>> START

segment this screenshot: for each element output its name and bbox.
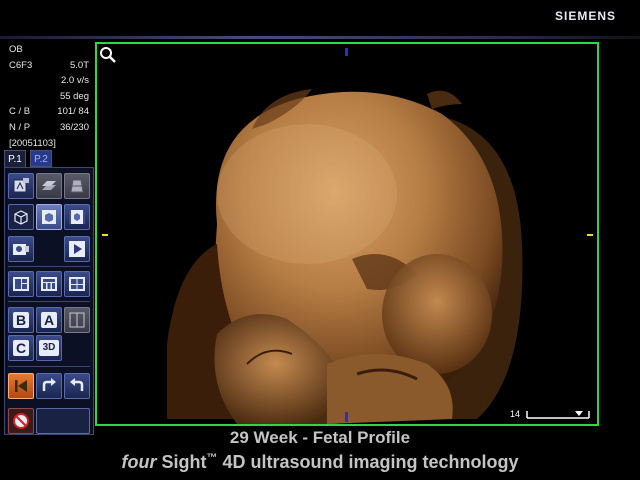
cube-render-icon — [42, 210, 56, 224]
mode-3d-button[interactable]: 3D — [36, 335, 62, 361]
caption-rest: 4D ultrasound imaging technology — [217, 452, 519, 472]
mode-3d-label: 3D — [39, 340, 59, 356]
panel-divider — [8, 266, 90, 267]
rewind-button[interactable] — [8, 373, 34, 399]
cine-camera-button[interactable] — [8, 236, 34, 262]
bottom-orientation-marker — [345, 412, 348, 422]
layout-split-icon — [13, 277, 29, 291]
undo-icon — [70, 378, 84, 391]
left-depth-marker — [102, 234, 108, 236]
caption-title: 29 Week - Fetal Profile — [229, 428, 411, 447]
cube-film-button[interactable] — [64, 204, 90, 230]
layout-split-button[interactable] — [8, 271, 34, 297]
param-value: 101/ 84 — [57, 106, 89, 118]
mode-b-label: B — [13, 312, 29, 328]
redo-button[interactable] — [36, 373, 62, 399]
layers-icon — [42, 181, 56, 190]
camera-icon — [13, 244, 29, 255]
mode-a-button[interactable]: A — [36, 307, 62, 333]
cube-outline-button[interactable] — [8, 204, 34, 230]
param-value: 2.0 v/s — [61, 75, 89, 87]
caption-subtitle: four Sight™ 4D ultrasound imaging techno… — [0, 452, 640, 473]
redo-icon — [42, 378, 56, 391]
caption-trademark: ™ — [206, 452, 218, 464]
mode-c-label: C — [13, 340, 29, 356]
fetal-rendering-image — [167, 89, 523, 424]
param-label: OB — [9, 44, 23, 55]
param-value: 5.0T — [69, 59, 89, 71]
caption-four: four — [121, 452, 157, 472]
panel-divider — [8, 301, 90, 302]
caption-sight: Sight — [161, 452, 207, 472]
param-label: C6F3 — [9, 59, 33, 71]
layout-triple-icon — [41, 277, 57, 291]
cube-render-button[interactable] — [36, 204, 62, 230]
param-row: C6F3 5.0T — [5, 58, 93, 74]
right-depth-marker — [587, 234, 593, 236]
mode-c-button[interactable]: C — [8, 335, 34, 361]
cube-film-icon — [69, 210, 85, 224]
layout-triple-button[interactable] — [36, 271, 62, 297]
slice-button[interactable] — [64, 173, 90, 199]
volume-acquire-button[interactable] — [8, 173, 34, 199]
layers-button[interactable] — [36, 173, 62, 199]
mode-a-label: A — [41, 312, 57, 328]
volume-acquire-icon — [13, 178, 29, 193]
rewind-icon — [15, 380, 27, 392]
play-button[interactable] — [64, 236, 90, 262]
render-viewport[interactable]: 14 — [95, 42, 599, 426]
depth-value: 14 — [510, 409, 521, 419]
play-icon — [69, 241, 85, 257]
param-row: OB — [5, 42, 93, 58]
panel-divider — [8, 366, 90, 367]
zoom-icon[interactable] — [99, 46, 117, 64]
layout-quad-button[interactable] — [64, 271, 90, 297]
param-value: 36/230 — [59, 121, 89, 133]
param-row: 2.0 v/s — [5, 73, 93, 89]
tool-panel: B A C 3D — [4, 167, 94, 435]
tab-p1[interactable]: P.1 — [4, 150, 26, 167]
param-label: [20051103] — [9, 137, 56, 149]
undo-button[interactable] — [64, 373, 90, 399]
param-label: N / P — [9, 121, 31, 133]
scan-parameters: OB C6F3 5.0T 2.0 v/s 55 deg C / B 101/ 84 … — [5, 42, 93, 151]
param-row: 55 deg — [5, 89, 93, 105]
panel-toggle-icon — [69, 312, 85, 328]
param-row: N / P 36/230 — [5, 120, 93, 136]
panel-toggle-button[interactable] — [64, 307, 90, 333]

>> END

_Your objective_:
Pick out each line in the rows above that contains the string "undo", and copy those lines in full.

_Answer for the task_:
undo-icon — [70, 378, 84, 391]
undo-button[interactable] — [64, 373, 90, 399]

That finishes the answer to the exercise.